### [STORED RECORDS]
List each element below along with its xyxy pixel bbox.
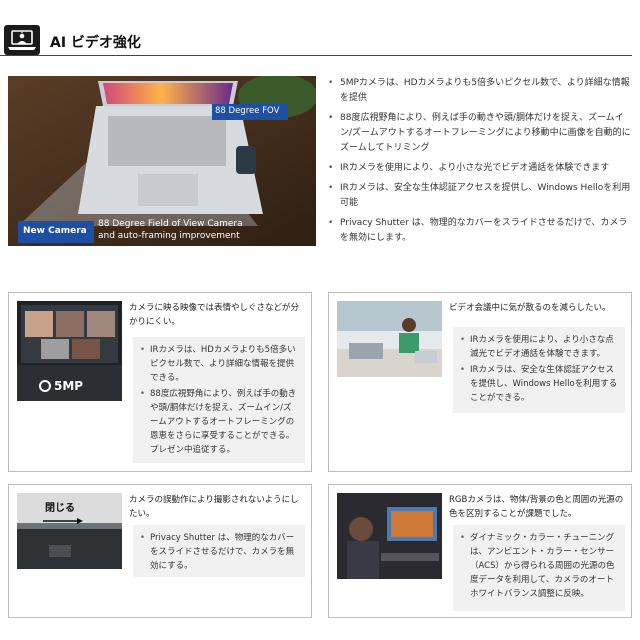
card-heading: ビデオ会議中に気が散るのを減らしたい。 [449, 303, 611, 313]
list-item: 5MPカメラは、HDカメラよりも5倍多いピクセル数で、より詳細な情報を提供 [326, 76, 634, 106]
office-meeting-image [337, 301, 442, 377]
hero-caption-line1: 88 Degree Field of View Camera [98, 219, 243, 229]
creative-workspace-image [337, 493, 442, 579]
list-item: 88度広視野角により、例えば手の動きや頭/胴体だけを捉え、ズームイン/ズームアウ… [137, 387, 299, 457]
list-item: Privacy Shutter は、物理的なカバーをスライドさせるだけで、カメラ… [137, 531, 299, 573]
hero-caption-line2: and auto-framing improvement [98, 231, 240, 241]
header-divider [0, 55, 632, 56]
card-heading: カメラに映る映像では表情やしぐさなどが分かりにくい。 [129, 303, 300, 327]
close-label: 閉じる [45, 503, 75, 514]
list-item: IRカメラを使用により、より小さな点滅光でビデオ通話を体験できます。 [457, 333, 619, 361]
list-item: IRカメラを使用により、より小さな光でビデオ通話を体験できます [326, 161, 634, 176]
card-privacy-shutter: 閉じる カメラの誤動作により撮影されないようにしたい。 Privacy Shut… [8, 484, 312, 618]
card-5mp-camera: 5MP カメラに映る映像では表情やしぐさなどが分かりにくい。 IRカメラは、HD… [8, 292, 312, 472]
list-item: IRカメラは、安全な生体認証アクセスを提供し、Windows Helloを利用可… [326, 181, 634, 211]
card-bullet-box: IRカメラは、HDカメラよりも5倍多いピクセル数で、より詳細な情報を提供できる。… [133, 337, 305, 463]
card-bullet-box: IRカメラを使用により、より小さな点滅光でビデオ通話を体験できます。 IRカメラ… [453, 327, 625, 413]
page-title: AI ビデオ強化 [50, 35, 141, 51]
card-bullet-box: Privacy Shutter は、物理的なカバーをスライドさせるだけで、カメラ… [133, 525, 305, 577]
card-heading: カメラの誤動作により撮影されないようにしたい。 [129, 495, 299, 519]
card-ir-camera: ビデオ会議中に気が散るのを減らしたい。 IRカメラを使用により、より小さな点滅光… [328, 292, 632, 472]
card-heading: RGBカメラは、物体/背景の色と周囲の光源の色を区別することが課題でした。 [449, 495, 624, 519]
list-item: 88度広視野角により、例えば手の動きや頭/胴体だけを捉え、ズームイン/ズームアウ… [326, 111, 634, 156]
fov-badge-label: 88 Degree FOV [215, 106, 280, 116]
list-item: IRカメラは、安全な生体認証アクセスを提供し、Windows Helloを利用す… [457, 363, 619, 405]
camera-aperture-icon [39, 380, 51, 392]
list-item: IRカメラは、HDカメラよりも5倍多いピクセル数で、より詳細な情報を提供できる。 [137, 343, 299, 385]
laptop-camera-icon [4, 25, 40, 55]
page-header: AI ビデオ強化 [0, 0, 640, 58]
card-bullet-box: ダイナミック・カラー・チューニングは、アンビエント・カラー・センサー（ACS）か… [453, 525, 625, 611]
list-item: Privacy Shutter は、物理的なカバーをスライドさせるだけで、カメラ… [326, 216, 634, 246]
hero-laptop-image: 88 Degree FOV New Camera 88 Degree Field… [8, 76, 316, 246]
card-rgb-camera: RGBカメラは、物体/背景の色と周囲の光源の色を区別することが課題でした。 ダイ… [328, 484, 632, 618]
hero-feature-list: 5MPカメラは、HDカメラよりも5倍多いピクセル数で、より詳細な情報を提供 88… [326, 76, 634, 251]
new-camera-badge-label: New Camera [23, 226, 87, 236]
list-item: ダイナミック・カラー・チューニングは、アンビエント・カラー・センサー（ACS）か… [457, 531, 619, 601]
5mp-badge: 5MP [39, 379, 83, 393]
5mp-label: 5MP [54, 379, 84, 393]
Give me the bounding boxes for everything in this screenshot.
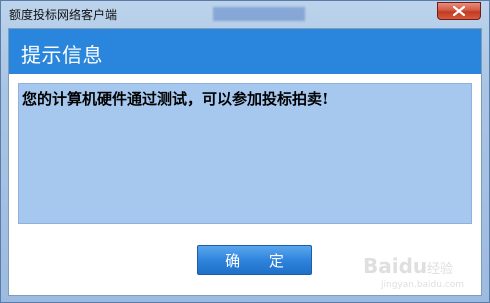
message-text: 您的计算机硬件通过测试，可以参加投标拍卖! bbox=[22, 90, 329, 108]
window-title: 额度投标网络客户端 bbox=[9, 8, 118, 22]
background-window-ghost bbox=[213, 7, 305, 21]
dialog-header-title: 提示信息 bbox=[21, 43, 103, 67]
message-box: 您的计算机硬件通过测试，可以参加投标拍卖! bbox=[18, 83, 472, 224]
dialog-window: 额度投标网络客户端 提示信息 您的计算机硬件通过测试，可以参加投标拍卖! 确 定… bbox=[0, 0, 490, 303]
baidu-watermark: Baidu 经验 jingyan.baidu.com bbox=[363, 254, 483, 294]
close-button[interactable] bbox=[437, 2, 481, 20]
ok-button[interactable]: 确 定 bbox=[197, 245, 312, 275]
title-bar[interactable]: 额度投标网络客户端 bbox=[1, 1, 489, 25]
watermark-url: jingyan.baidu.com bbox=[381, 280, 465, 290]
watermark-logo: Baidu bbox=[363, 254, 428, 278]
close-icon bbox=[453, 6, 465, 16]
dialog-header: 提示信息 bbox=[9, 29, 481, 74]
watermark-subtitle: 经验 bbox=[427, 262, 454, 277]
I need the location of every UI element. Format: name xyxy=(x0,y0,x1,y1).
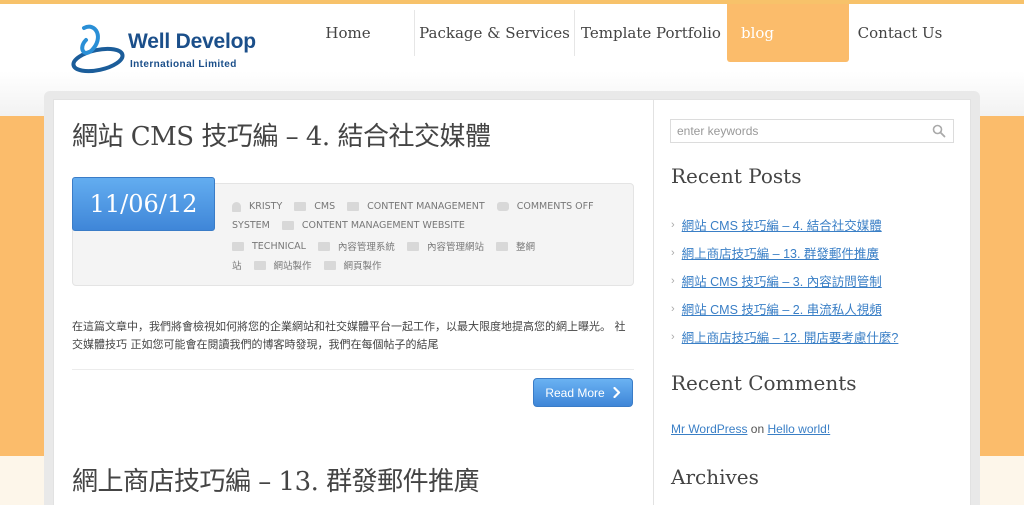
meta-category[interactable]: 整網 xyxy=(495,239,535,253)
recent-post-item: › 網站 CMS 技巧編 – 2. 串流私人視頻 xyxy=(671,299,882,318)
meta-author[interactable]: KRISTY xyxy=(232,201,282,212)
post-meta-row: TECHNICAL 內容管理系統 內容管理網站 整網 xyxy=(232,239,547,253)
nav-package-services[interactable]: Package & Services xyxy=(415,4,574,62)
folder-icon xyxy=(232,241,244,251)
logo-subtitle: International Limited xyxy=(130,59,237,70)
meta-category[interactable]: 內容管理網站 xyxy=(406,239,484,253)
recent-post-item: › 網上商店技巧編 – 13. 群發郵件推廣 xyxy=(671,243,879,262)
logo-name: Well Develop xyxy=(128,30,256,53)
recent-comments-heading: Recent Comments xyxy=(671,371,857,395)
post-meta-row: SYSTEM CONTENT MANAGEMENT WEBSITE xyxy=(232,220,477,231)
nav-home[interactable]: Home xyxy=(282,4,414,62)
post-excerpt: 在這篇文章中，我們將會檢視如何將您的企業網站和社交媒體平台一起工作，以最大限度地… xyxy=(72,320,626,351)
meta-category[interactable]: CONTENT MANAGEMENT xyxy=(347,201,485,212)
search-input[interactable] xyxy=(670,119,954,143)
recent-post-item: › 網站 CMS 技巧編 – 3. 內容訪問管制 xyxy=(671,271,882,290)
chevron-right-icon: › xyxy=(671,246,675,259)
folder-icon xyxy=(317,241,330,251)
content-panel xyxy=(53,99,653,505)
chevron-right-icon: › xyxy=(671,330,675,343)
folder-icon xyxy=(281,221,294,230)
recent-post-link[interactable]: 網上商店技巧編 – 13. 群發郵件推廣 xyxy=(682,243,879,262)
folder-icon xyxy=(253,260,266,270)
post-meta-row: 站 網站製作 網頁製作 xyxy=(232,258,394,272)
post-title-link[interactable]: 網站 CMS 技巧編 – 4. 結合社交媒體 xyxy=(72,116,491,153)
meta-category[interactable]: TECHNICAL xyxy=(232,241,306,252)
folder-icon xyxy=(323,260,336,270)
chevron-right-icon xyxy=(613,387,620,398)
folder-icon xyxy=(406,241,419,251)
comment-icon xyxy=(496,202,509,211)
read-more-button[interactable]: Read More xyxy=(533,378,633,407)
recent-post-item: › 網站 CMS 技巧編 – 4. 結合社交媒體 xyxy=(671,215,882,234)
user-icon xyxy=(232,201,241,212)
recent-post-link[interactable]: 網站 CMS 技巧編 – 2. 串流私人視頻 xyxy=(682,299,882,318)
search-icon[interactable] xyxy=(932,124,946,138)
read-more-label: Read More xyxy=(545,385,605,400)
meta-category[interactable]: 站 xyxy=(232,258,242,272)
post-divider xyxy=(72,369,634,370)
folder-icon xyxy=(347,202,360,211)
folder-icon xyxy=(294,202,307,211)
comment-post-link[interactable]: Hello world! xyxy=(768,422,831,436)
post-date-badge: 11/06/12 xyxy=(72,177,215,231)
recent-post-link[interactable]: 網站 CMS 技巧編 – 3. 內容訪問管制 xyxy=(682,271,882,290)
chevron-right-icon: › xyxy=(671,302,675,315)
meta-comments: COMMENTS OFF xyxy=(496,201,594,212)
nav-contact-us[interactable]: Contact Us xyxy=(849,4,951,62)
recent-comment-item: Mr WordPress on Hello world! xyxy=(671,422,830,436)
meta-category[interactable]: CONTENT MANAGEMENT WEBSITE xyxy=(281,220,465,231)
nav-template-portfolio[interactable]: Template Portfolio xyxy=(575,4,727,62)
meta-category[interactable]: 網頁製作 xyxy=(323,258,382,272)
post-title-link[interactable]: 網上商店技巧編 – 13. 群發郵件推廣 xyxy=(72,461,480,498)
recent-post-item: › 網上商店技巧編 – 12. 開店要考慮什麼? xyxy=(671,327,898,346)
meta-category[interactable]: CMS xyxy=(294,201,335,212)
archives-heading: Archives xyxy=(671,465,759,489)
folder-icon xyxy=(495,241,508,251)
recent-post-link[interactable]: 網站 CMS 技巧編 – 4. 結合社交媒體 xyxy=(682,215,882,234)
site-logo[interactable]: Well Develop International Limited xyxy=(70,22,260,78)
recent-posts-heading: Recent Posts xyxy=(671,164,802,188)
comment-author-link[interactable]: Mr WordPress xyxy=(671,422,747,436)
comment-on-text: on xyxy=(750,422,765,436)
recent-post-link[interactable]: 網上商店技巧編 – 12. 開店要考慮什麼? xyxy=(682,327,899,346)
meta-category[interactable]: 內容管理系統 xyxy=(317,239,395,253)
logo-mark-icon xyxy=(71,24,125,74)
chevron-right-icon: › xyxy=(671,218,675,231)
chevron-right-icon: › xyxy=(671,274,675,287)
meta-category[interactable]: 網站製作 xyxy=(253,258,312,272)
meta-category[interactable]: SYSTEM xyxy=(232,220,270,231)
post-meta-row: KRISTY CMS CONTENT MANAGEMENT COMMENTS O… xyxy=(232,201,606,212)
nav-blog[interactable]: blog xyxy=(727,4,849,62)
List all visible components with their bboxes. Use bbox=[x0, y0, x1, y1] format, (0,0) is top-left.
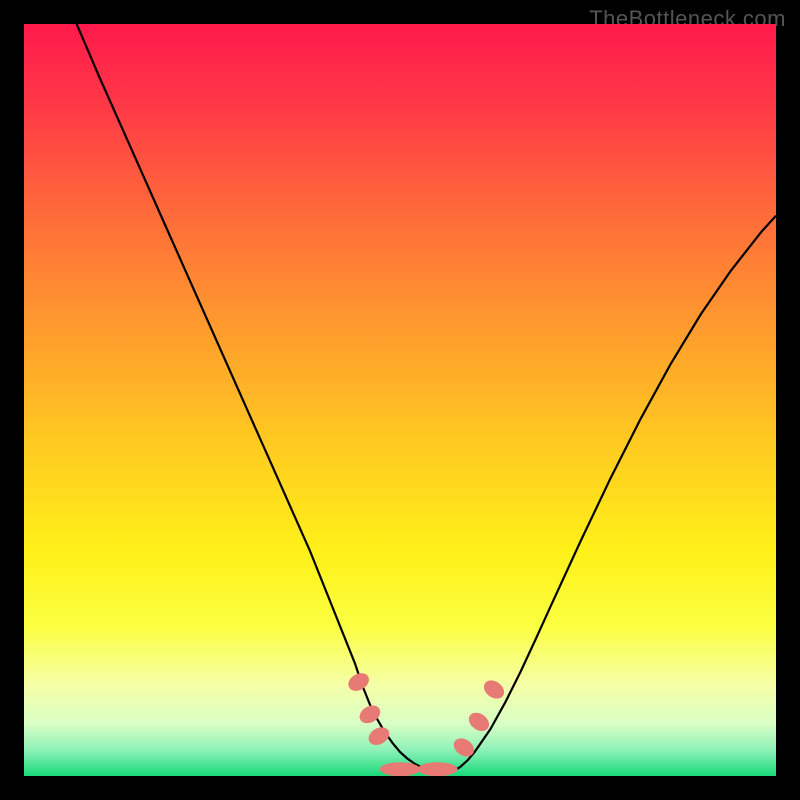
chart-frame: TheBottleneck.com bbox=[0, 0, 800, 800]
chart-svg bbox=[24, 24, 776, 776]
data-point-marker bbox=[418, 762, 458, 776]
data-point-marker bbox=[380, 762, 420, 776]
plot-area bbox=[24, 24, 776, 776]
background-gradient bbox=[24, 24, 776, 776]
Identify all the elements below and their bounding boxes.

### [PROBLEM STATEMENT]
Rewrite the data from the line with "meta-category[interactable]: 整網 xyxy=(495,239,535,253)" up to and including the line with "read-more-label: Read More", changing "folder-icon" to "directory-icon" everywhere and leaving everything else as it is. Return only those lines.

### [WORKED SOLUTION]
meta-category[interactable]: 整網 xyxy=(495,239,535,253)
recent-post-item: › 網站 CMS 技巧編 – 2. 串流私人視頻 xyxy=(671,299,882,318)
meta-author[interactable]: KRISTY xyxy=(232,201,282,212)
post-meta-row: TECHNICAL 內容管理系統 內容管理網站 整網 xyxy=(232,239,547,253)
nav-package-services[interactable]: Package & Services xyxy=(415,4,574,62)
directory-icon xyxy=(232,241,244,251)
logo-subtitle: International Limited xyxy=(130,59,237,70)
meta-category[interactable]: 內容管理網站 xyxy=(406,239,484,253)
recent-post-item: › 網上商店技巧編 – 13. 群發郵件推廣 xyxy=(671,243,879,262)
logo-name: Well Develop xyxy=(128,30,256,53)
recent-comments-heading: Recent Comments xyxy=(671,371,857,395)
post-meta-row: SYSTEM CONTENT MANAGEMENT WEBSITE xyxy=(232,220,477,231)
nav-home[interactable]: Home xyxy=(282,4,414,62)
post-excerpt: 在這篇文章中，我們將會檢視如何將您的企業網站和社交媒體平台一起工作，以最大限度地… xyxy=(72,320,626,351)
meta-category[interactable]: CONTENT MANAGEMENT xyxy=(347,201,485,212)
search-input[interactable] xyxy=(670,119,954,143)
recent-post-item: › 網站 CMS 技巧編 – 3. 內容訪問管制 xyxy=(671,271,882,290)
chevron-right-icon: › xyxy=(671,246,675,259)
directory-icon xyxy=(317,241,330,251)
content-panel xyxy=(53,99,653,505)
chevron-right-icon: › xyxy=(671,330,675,343)
directory-icon xyxy=(281,221,294,230)
recent-post-link[interactable]: 網上商店技巧編 – 13. 群發郵件推廣 xyxy=(682,243,879,262)
directory-icon xyxy=(253,260,266,270)
post-meta-row: 站 網站製作 網頁製作 xyxy=(232,258,394,272)
post-title-link[interactable]: 網站 CMS 技巧編 – 4. 結合社交媒體 xyxy=(72,116,491,153)
meta-category[interactable]: TECHNICAL xyxy=(232,241,306,252)
directory-icon xyxy=(323,260,336,270)
chevron-right-icon xyxy=(613,387,620,398)
directory-icon xyxy=(406,241,419,251)
comment-icon xyxy=(496,202,509,211)
read-more-button[interactable]: Read More xyxy=(533,378,633,407)
recent-post-item: › 網站 CMS 技巧編 – 4. 結合社交媒體 xyxy=(671,215,882,234)
user-icon xyxy=(232,201,241,212)
recent-post-link[interactable]: 網站 CMS 技巧編 – 2. 串流私人視頻 xyxy=(682,299,882,318)
search-icon[interactable] xyxy=(932,124,946,138)
read-more-label: Read More xyxy=(545,385,605,400)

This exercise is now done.